◆ Work to complete
Copy out the data word for word, from its first line up to and including the line with "I need the location", and leave the pictures out.

◆ Listing
-- -- --
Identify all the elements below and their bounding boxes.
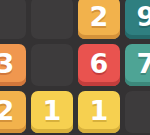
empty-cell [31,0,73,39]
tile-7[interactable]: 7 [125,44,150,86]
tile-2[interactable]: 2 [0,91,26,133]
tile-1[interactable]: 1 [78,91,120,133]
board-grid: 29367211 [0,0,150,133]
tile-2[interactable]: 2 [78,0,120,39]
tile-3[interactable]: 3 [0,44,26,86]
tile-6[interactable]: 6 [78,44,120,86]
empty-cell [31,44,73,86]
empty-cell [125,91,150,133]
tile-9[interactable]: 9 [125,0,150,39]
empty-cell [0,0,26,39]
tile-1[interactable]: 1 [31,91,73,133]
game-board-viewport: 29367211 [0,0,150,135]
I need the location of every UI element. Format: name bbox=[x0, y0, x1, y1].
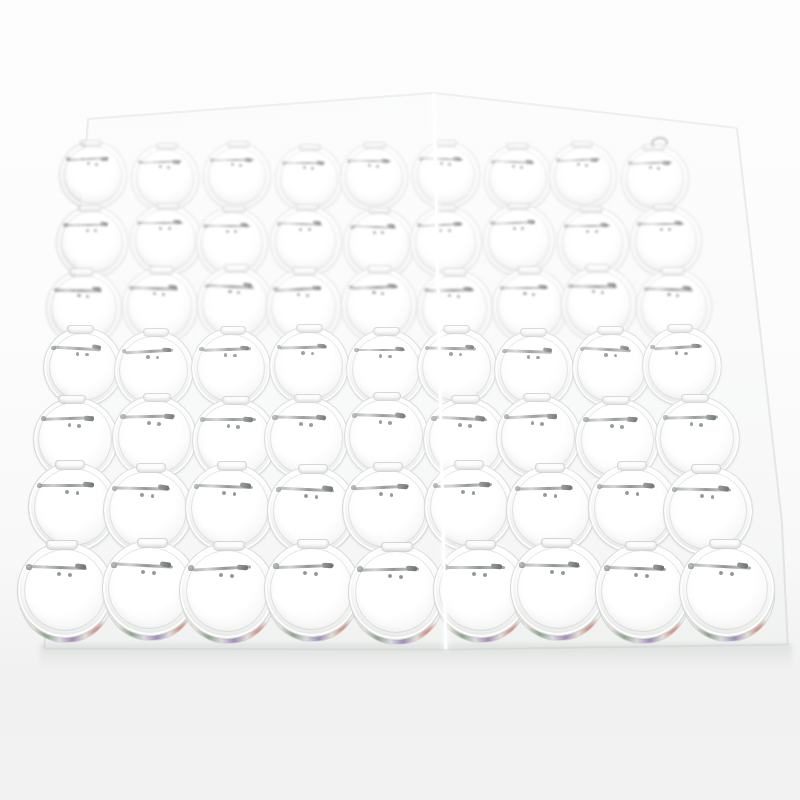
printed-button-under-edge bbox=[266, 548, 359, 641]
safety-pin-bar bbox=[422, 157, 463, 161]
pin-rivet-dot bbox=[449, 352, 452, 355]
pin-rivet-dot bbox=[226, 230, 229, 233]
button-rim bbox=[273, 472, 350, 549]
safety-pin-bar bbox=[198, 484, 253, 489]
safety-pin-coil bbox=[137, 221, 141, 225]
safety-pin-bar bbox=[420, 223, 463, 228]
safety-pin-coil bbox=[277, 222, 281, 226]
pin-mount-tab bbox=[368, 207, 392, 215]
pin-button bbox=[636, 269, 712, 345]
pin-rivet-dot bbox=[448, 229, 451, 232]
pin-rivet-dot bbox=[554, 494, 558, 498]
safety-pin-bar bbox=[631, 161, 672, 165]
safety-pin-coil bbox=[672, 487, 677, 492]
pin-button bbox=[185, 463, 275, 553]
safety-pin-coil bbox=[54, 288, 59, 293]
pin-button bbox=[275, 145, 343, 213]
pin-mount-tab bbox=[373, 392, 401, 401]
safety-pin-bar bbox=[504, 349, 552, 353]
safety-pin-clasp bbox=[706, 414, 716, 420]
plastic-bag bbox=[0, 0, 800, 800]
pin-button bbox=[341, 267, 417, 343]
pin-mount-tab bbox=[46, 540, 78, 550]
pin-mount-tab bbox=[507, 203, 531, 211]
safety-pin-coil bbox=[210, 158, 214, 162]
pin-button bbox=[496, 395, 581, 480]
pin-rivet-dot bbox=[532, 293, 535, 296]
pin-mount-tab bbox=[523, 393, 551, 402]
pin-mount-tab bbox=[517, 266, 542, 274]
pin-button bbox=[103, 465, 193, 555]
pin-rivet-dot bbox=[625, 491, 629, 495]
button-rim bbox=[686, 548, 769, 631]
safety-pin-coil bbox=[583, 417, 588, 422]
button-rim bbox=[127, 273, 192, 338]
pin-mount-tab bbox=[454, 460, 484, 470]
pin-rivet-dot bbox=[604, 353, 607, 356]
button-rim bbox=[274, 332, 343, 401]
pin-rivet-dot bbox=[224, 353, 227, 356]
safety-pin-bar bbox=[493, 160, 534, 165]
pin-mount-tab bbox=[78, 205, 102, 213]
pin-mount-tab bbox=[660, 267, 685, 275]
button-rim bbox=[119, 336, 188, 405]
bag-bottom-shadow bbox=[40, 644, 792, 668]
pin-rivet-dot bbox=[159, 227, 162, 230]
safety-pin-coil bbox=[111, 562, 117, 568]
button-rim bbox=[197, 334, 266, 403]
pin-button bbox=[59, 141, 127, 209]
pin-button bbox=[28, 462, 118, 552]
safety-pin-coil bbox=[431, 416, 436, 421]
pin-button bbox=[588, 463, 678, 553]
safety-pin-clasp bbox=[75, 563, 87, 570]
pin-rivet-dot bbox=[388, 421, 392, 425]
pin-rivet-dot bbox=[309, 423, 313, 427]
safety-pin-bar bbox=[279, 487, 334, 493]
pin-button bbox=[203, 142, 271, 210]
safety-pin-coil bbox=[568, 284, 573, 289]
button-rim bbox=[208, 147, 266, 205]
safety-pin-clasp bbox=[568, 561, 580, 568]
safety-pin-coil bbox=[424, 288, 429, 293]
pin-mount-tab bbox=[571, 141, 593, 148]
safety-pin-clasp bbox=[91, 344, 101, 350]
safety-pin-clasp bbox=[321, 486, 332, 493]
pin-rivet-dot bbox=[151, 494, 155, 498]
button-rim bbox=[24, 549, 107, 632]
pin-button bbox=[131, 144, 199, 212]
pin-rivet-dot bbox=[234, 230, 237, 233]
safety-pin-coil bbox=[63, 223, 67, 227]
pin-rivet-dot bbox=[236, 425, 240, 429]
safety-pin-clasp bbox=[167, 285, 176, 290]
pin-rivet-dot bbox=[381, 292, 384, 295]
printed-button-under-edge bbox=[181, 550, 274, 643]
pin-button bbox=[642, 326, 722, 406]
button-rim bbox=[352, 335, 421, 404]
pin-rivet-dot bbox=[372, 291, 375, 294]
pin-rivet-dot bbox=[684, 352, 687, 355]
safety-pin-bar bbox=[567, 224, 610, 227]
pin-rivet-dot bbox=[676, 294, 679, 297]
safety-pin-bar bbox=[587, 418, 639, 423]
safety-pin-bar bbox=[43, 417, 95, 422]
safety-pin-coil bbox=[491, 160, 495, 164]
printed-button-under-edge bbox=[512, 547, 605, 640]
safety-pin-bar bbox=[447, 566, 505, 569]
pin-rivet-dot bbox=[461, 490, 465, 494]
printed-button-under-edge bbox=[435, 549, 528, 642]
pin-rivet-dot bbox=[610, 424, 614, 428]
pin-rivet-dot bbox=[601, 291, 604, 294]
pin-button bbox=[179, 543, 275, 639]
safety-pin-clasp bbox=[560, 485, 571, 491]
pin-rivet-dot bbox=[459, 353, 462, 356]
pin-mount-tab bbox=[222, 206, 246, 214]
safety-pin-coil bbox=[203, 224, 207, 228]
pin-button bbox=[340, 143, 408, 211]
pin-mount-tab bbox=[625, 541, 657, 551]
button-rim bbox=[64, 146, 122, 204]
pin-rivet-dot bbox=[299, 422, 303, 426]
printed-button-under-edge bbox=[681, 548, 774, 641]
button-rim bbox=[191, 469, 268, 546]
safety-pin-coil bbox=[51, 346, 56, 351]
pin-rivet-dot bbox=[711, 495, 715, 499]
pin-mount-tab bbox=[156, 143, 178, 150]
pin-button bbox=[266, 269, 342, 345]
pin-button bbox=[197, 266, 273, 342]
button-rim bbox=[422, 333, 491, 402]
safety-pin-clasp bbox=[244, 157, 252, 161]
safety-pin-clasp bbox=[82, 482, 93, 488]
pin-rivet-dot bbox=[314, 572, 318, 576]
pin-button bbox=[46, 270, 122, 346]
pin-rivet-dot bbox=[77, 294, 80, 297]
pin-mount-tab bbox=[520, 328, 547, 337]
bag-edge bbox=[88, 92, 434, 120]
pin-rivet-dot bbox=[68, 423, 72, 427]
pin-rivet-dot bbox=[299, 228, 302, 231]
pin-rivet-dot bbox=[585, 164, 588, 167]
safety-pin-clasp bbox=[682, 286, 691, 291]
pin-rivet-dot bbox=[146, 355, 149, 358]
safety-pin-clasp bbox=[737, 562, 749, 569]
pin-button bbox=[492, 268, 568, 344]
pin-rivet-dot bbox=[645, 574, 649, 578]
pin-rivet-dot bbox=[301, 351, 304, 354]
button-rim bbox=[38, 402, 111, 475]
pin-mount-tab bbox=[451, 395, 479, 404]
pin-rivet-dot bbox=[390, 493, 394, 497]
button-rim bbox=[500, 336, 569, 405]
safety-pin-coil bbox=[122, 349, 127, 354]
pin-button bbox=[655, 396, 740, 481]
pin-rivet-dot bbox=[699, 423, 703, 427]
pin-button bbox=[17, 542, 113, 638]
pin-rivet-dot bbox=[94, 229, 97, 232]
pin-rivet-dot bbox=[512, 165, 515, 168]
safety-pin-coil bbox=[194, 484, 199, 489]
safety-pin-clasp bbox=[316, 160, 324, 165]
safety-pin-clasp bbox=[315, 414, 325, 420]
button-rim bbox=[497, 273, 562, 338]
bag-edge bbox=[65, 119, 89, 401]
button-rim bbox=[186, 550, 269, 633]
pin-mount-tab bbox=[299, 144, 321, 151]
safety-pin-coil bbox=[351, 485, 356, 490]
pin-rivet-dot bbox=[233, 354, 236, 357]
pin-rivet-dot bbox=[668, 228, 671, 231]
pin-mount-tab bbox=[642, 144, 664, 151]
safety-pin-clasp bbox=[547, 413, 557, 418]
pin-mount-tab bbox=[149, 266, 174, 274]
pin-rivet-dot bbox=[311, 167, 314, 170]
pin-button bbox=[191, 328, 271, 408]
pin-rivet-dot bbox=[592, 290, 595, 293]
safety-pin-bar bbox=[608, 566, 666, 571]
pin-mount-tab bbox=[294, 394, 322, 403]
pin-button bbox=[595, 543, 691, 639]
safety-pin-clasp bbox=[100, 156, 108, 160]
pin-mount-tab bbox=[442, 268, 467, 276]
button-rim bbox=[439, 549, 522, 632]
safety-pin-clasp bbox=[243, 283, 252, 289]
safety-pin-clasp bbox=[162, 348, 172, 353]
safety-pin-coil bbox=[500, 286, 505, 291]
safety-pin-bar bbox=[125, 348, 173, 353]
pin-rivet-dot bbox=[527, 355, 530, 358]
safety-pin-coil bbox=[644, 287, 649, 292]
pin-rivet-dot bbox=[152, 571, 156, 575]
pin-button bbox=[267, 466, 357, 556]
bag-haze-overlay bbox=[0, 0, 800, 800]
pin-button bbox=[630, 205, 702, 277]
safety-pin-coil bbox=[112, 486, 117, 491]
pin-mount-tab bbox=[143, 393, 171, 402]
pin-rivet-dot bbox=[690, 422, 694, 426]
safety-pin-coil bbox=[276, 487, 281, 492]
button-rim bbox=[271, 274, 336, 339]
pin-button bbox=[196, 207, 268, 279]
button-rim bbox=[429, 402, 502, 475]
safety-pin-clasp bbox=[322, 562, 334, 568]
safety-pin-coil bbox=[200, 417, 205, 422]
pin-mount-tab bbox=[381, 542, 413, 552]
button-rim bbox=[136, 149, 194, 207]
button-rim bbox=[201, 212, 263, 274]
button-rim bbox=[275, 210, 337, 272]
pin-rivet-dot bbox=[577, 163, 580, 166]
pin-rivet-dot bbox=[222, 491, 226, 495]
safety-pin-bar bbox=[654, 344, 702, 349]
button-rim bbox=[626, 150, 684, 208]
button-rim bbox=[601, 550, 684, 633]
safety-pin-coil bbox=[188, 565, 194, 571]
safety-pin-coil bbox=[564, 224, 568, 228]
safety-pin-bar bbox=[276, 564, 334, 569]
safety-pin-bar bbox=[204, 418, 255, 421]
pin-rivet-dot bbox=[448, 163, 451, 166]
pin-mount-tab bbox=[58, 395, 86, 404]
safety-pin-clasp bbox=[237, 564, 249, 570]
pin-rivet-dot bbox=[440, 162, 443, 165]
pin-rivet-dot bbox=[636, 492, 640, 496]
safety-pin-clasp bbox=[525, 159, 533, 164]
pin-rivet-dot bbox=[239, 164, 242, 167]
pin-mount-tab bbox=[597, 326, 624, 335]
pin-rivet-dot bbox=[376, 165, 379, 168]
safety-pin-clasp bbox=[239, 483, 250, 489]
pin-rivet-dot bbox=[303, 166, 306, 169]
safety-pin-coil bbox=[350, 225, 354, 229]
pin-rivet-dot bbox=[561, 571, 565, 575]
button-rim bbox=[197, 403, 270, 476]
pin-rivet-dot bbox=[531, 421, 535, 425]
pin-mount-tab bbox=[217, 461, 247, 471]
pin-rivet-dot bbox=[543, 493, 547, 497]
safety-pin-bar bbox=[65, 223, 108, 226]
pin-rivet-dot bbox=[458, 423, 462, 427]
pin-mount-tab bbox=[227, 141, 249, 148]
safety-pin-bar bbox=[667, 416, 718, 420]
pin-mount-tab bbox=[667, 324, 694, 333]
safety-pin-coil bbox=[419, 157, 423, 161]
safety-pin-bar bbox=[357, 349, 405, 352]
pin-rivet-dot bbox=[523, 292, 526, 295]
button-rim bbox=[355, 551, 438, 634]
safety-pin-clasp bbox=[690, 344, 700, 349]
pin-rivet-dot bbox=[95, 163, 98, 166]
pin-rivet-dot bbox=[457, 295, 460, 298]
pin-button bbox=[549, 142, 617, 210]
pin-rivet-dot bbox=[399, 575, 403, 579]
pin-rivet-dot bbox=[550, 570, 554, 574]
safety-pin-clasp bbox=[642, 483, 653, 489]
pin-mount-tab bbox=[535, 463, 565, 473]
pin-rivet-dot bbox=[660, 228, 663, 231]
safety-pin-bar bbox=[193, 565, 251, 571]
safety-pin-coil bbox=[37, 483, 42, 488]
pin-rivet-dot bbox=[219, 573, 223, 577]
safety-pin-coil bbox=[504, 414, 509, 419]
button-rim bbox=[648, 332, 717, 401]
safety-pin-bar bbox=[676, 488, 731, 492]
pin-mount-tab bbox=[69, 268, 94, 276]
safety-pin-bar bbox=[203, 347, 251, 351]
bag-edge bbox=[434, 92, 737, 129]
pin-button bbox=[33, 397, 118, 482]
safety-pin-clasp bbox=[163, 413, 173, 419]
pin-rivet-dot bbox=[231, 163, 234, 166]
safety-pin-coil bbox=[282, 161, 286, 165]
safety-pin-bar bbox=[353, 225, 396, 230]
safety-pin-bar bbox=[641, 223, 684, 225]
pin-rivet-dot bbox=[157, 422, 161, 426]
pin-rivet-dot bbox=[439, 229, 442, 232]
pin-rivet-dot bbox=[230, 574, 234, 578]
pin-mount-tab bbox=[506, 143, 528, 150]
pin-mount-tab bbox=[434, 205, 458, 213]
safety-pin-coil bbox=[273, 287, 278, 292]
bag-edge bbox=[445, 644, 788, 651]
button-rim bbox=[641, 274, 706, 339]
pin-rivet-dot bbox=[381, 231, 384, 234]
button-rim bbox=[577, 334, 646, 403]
-- -- --
◆ Response
Identify all the elements below and their bounding boxes.
empty-cell [31,0,73,39]
tile-7[interactable]: 7 [125,44,150,86]
tile-2[interactable]: 2 [0,91,26,133]
tile-1[interactable]: 1 [78,91,120,133]
board-grid: 29367211 [0,0,150,133]
tile-2[interactable]: 2 [78,0,120,39]
tile-3[interactable]: 3 [0,44,26,86]
tile-6[interactable]: 6 [78,44,120,86]
empty-cell [31,44,73,86]
empty-cell [125,91,150,133]
tile-9[interactable]: 9 [125,0,150,39]
empty-cell [0,0,26,39]
tile-1[interactable]: 1 [31,91,73,133]
game-board-viewport: 29367211 [0,0,150,135]
I need the location of every UI element. Format: name bbox=[x0, y0, x1, y1].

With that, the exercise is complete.